08-跳台阶
一只青蛙一次可以跳上1级台阶,也可以跳上2级。求该青蛙跳上一个n级的台阶总共有多少种跳法(先后次序不同算不同的结果)。
超级简单的动态规划问题。设dp[i]为跳上第i级的跳法。那么有:
dp[i] = dp[i-1] + dp[i-2]。
讨论区说是斐波那契数列,确实是。不过斐波那契数列可以看作动态规划的一个特例,用斐波那契数列来想可能能减小空间复杂度(虽然通过动态规划优化也可以)。
def jumpFloor(self, number):
dp = [0] * (number+1)
dp[0], dp[1] = 1, 1
for i in range(2, number+1):
dp[i] = dp[i-1] + dp[i-2]
return dp[-1]
class Solution {
public:
int jumpFloor(int number) {
int dp[number+1];
dp[0] = 1;
dp[1] = 1;
for (int i = 2; i <= number; ++i) {
dp[i] = dp[i-1] + dp[i-2];
}
return dp[number];
}
};
09-变态跳台阶
一只青蛙一次可以跳上1级台阶,也可以跳上2级……它也可以跳上n级。求该青蛙跳上一个n级的台阶总共有多少种跳法。
这题是上一题的延伸。既然青蛙可以跳任意级台阶,那么dp[i]就变成了:
dp[i] = dp[0] + dp[1] + ... + dp[i-1]。
def jumpFloorII(self, number):
dp = [0] * (number+1)
dp[0], dp[1] = 1, 1
for i in range(2, number+1):
dp[i] = sum(dp[:i])
return dp[-1]
不过,由于
dp[i-1] = dp[0] + dp[1] + ... + dp[i-2] = dp[i] - dp[i-1],
所以dp[i] = 2 * dp[i-1],可以免去求和步骤。
def jumpFloorII(self, number):
dp = [0] * (number+1)
dp[0], dp[1] = 1, 1
for i in range(2, number+1):
dp[i] = 2 * dp[i-1]
return dp[-1]
class Solution {
public:
int jumpFloorII(int number) {
int dp[number+1];
dp[1] = 1;
for (int i = 2; i <= number; ++i) {
dp[i] = dp[i-1] * 2;
}
return dp[number];
}
};
10-矩形覆盖
我们可以用2*1的小矩形横着或者竖着去覆盖更大的矩形。请问用n个2*1的小矩形无重叠地覆盖一个2*n的大矩形,总共有多少种方法?
这题的代码跟青蛙跳台阶那一题是完全一样的。但是这题比较难想。设dp[i]为覆盖一个2*i的大矩形的方法数。我们已经知道了dp[1], dp[2], ..., dp[n-1],在覆盖2*n矩形时,可以有两种选择:
- 用一块竖着的矩形插到最右一列上。这种方式的覆盖方法有
dp[n-1]种。 - 用两块横着的矩形去覆盖
n-1, n两列。这种方式的覆盖方法有dp[n-2]种。
因此,
dp[i] = dp[i-1] + dp[i-2]。
def rectCover(self, number):
if number == 0:
return 0
dp = [0] * (number+1)

*-*-*

任务要求 A:
把下面这些行中从开头起、到含有“12, 65, 30]”的那一行为止的部分重抄一遍,其中“bounding boxes”换成“enclosing boxes”,别的都不动,图片不用写进去。
上面的文章和后面这些行内容毫不相干。

*-*-*

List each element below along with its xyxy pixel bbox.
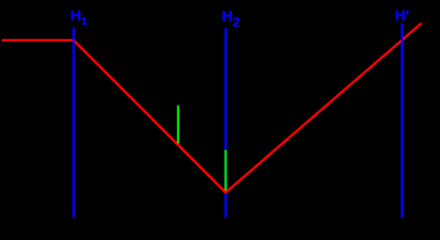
svg-text:H': H' (395, 8, 409, 25)
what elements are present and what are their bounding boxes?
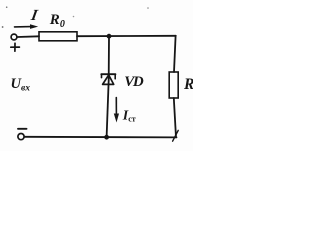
svg-text:VD: VD	[124, 74, 144, 90]
svg-text:Uвх: Uвх	[11, 76, 31, 94]
svg-text:I: I	[29, 7, 40, 24]
svg-text:Iст: Iст	[122, 108, 136, 123]
svg-text:R: R	[183, 76, 193, 93]
svg-text:R0: R0	[49, 12, 65, 30]
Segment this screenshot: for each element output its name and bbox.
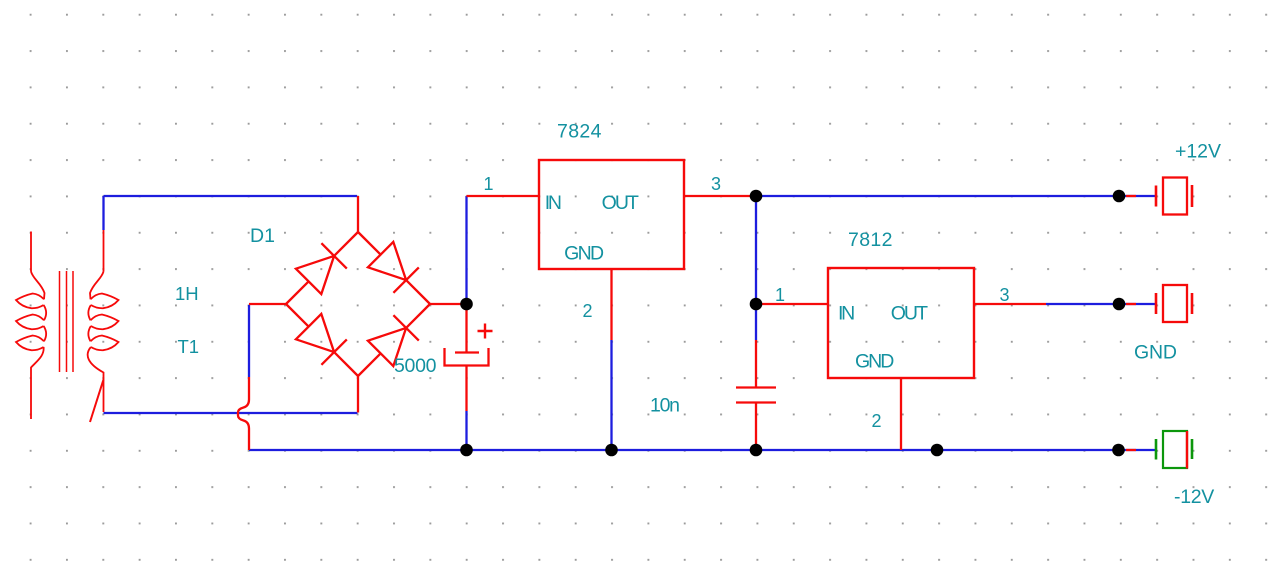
svg-text:T1: T1: [178, 336, 200, 357]
svg-text:OUT: OUT: [602, 192, 639, 214]
svg-text:GND: GND: [564, 243, 604, 265]
svg-text:+12V: +12V: [1175, 141, 1221, 163]
svg-text:IN: IN: [838, 303, 855, 325]
svg-text:GND: GND: [1134, 342, 1177, 364]
svg-text:3: 3: [711, 174, 721, 194]
svg-text:1: 1: [484, 174, 494, 194]
svg-text:OUT: OUT: [891, 303, 928, 325]
svg-text:IN: IN: [545, 192, 562, 214]
svg-text:7824: 7824: [557, 121, 602, 143]
svg-text:7812: 7812: [848, 229, 893, 251]
svg-text:D1: D1: [250, 225, 275, 247]
svg-text:10n: 10n: [650, 395, 680, 417]
svg-text:2: 2: [583, 301, 593, 321]
svg-text:GND: GND: [855, 351, 894, 373]
svg-text:5000: 5000: [394, 355, 437, 377]
svg-text:1: 1: [775, 285, 785, 305]
svg-text:2: 2: [872, 411, 882, 431]
svg-text:3: 3: [1000, 285, 1010, 305]
svg-text:-12V: -12V: [1174, 486, 1214, 508]
svg-text:1H: 1H: [175, 283, 199, 304]
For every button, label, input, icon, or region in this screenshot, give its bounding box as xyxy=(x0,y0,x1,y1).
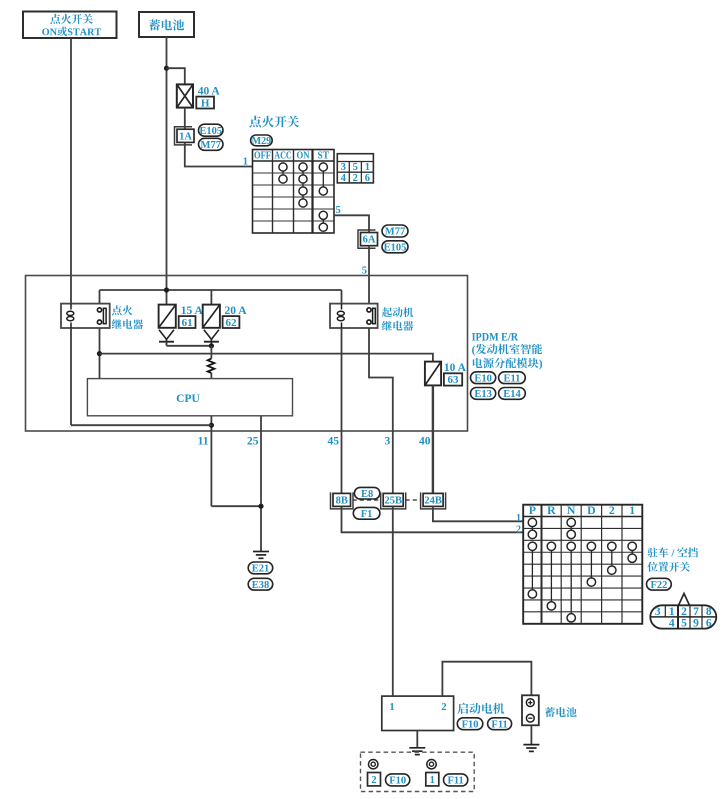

*-*-*

任务要求 B:
请把讲跳台阶的那篇文章里“这题是上一题的延伸。”这句话译成英文。

练习结果 A:
List each element below along with its xyxy pixel bbox.
svg-text:H': H' (395, 8, 409, 25)
what elements are present and what are their enclosing boxes?
svg-text:VD: VD	[124, 74, 144, 90]
svg-text:Uвх: Uвх	[11, 76, 31, 94]
svg-text:I: I	[29, 7, 40, 24]
svg-text:Iст: Iст	[122, 108, 136, 123]
svg-text:R: R	[183, 76, 193, 93]
svg-text:R0: R0	[49, 12, 65, 30]

练习结果 B:
This problem is an extension of the previous one.